* START Task material *

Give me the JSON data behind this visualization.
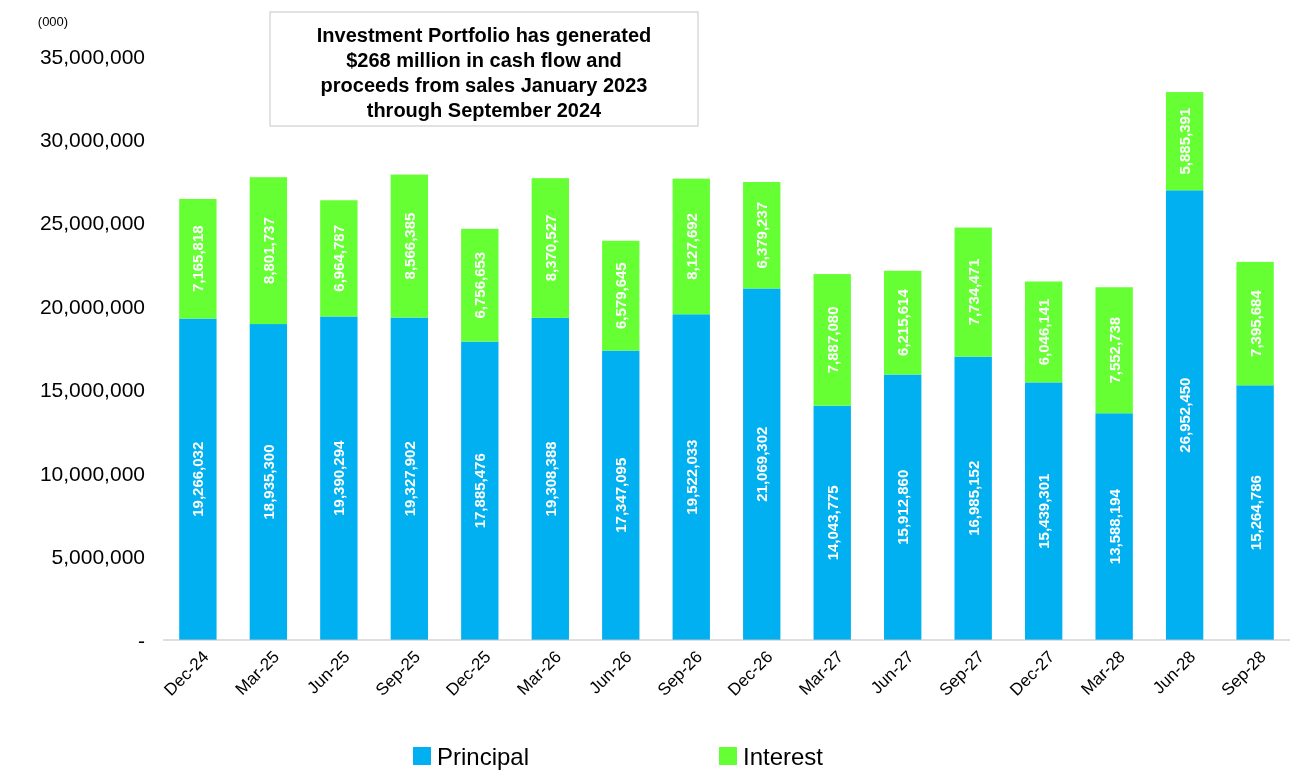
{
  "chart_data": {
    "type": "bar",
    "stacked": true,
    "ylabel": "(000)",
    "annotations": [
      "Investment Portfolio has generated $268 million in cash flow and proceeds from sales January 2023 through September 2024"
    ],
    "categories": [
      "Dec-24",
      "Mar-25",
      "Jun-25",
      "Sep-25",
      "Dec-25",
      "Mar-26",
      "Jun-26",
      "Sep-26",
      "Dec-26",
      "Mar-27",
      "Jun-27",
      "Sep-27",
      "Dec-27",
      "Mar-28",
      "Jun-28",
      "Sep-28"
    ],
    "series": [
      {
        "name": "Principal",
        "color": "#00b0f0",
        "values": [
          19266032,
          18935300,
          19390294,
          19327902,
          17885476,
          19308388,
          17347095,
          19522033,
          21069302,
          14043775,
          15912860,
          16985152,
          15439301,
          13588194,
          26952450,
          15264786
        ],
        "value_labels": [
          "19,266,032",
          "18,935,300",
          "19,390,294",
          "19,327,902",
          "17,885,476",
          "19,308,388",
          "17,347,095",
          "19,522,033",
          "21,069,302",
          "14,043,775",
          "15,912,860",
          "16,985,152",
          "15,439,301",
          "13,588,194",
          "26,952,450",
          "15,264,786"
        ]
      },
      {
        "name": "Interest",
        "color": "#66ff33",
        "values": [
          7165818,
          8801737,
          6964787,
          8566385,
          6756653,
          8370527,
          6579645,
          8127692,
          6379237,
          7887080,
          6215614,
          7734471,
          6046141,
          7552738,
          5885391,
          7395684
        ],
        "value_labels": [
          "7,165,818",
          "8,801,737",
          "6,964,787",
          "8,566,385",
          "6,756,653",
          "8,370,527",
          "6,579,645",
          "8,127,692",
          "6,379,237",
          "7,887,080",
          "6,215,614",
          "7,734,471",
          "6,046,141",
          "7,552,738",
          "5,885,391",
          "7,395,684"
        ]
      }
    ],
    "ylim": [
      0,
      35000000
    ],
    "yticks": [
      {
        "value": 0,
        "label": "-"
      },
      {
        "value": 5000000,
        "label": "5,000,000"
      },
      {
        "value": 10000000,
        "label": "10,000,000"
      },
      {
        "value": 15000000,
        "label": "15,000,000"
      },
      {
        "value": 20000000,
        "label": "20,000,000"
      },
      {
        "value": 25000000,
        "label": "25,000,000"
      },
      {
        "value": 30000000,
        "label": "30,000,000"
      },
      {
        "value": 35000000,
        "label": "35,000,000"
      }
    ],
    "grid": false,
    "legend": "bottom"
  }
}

* END Task material *
* START Task material *

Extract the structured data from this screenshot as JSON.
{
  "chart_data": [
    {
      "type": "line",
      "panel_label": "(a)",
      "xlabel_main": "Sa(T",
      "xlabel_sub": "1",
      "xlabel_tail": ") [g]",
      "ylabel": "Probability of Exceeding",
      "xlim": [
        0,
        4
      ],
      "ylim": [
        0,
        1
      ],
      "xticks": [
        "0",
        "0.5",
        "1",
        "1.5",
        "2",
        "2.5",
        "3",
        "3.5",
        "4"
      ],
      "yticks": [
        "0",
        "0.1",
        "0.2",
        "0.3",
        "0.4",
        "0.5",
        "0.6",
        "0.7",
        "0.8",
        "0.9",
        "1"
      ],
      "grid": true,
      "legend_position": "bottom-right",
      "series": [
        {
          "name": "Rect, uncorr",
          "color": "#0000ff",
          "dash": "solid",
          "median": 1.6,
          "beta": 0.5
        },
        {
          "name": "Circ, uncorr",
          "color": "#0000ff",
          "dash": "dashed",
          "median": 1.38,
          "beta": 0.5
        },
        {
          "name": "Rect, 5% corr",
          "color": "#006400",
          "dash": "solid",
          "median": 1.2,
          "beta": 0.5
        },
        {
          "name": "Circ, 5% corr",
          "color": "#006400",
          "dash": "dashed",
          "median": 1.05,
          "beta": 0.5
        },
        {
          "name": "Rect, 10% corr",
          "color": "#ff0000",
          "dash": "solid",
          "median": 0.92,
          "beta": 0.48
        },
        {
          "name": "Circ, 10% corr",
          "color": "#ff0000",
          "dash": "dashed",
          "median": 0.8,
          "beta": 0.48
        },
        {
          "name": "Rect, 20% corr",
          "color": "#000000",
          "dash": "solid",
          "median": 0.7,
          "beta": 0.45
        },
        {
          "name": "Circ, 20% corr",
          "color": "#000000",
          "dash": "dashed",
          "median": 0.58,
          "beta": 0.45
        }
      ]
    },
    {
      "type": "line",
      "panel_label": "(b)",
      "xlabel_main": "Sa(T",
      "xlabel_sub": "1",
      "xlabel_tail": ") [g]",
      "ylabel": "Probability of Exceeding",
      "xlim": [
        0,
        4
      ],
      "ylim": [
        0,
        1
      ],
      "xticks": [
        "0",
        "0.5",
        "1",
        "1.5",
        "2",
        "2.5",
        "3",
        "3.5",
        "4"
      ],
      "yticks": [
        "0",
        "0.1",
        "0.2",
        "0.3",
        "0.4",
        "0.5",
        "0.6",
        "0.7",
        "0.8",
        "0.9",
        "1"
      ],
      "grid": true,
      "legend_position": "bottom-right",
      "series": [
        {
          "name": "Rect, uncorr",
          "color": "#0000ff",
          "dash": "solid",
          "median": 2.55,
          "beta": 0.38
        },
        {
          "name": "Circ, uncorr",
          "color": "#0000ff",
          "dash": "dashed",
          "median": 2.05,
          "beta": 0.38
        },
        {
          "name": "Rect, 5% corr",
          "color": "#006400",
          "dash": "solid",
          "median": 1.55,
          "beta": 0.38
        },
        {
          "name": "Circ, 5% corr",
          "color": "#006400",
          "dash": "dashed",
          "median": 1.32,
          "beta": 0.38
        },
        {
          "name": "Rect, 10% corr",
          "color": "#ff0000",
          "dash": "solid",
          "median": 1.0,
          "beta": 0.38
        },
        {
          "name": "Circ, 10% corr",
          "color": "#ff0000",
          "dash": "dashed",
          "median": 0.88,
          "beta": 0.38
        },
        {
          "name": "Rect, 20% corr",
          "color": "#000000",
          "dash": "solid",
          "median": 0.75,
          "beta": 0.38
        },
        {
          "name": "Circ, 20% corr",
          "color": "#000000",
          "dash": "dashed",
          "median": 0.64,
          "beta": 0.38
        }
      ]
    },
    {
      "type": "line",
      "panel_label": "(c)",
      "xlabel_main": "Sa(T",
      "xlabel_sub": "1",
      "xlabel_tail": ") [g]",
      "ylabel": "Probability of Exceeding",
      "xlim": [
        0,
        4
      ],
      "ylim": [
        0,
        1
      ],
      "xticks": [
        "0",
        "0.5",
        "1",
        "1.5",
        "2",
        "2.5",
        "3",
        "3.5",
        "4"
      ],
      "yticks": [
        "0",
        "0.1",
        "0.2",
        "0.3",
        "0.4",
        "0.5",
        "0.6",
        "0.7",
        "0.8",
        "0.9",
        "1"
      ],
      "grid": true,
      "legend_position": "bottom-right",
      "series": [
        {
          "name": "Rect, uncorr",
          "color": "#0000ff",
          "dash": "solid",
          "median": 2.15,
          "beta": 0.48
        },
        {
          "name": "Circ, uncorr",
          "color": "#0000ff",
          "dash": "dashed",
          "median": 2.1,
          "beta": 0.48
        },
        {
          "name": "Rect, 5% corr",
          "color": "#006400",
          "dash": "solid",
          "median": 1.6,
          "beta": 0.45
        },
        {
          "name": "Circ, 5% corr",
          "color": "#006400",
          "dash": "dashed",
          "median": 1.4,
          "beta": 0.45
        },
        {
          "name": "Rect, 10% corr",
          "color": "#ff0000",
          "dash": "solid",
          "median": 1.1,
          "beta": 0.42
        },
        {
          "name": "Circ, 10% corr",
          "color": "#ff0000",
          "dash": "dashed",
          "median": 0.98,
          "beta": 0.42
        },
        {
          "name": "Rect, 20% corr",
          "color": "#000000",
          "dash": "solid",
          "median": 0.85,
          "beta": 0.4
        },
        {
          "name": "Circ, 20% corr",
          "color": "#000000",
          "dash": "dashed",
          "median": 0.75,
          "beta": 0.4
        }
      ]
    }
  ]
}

* END Task material *

Identify every line above with the string "this" in it. Copy those lines.

* [Task output]
Give me the JSON data behind this visualization.
Extract the structured data from this screenshot as JSON.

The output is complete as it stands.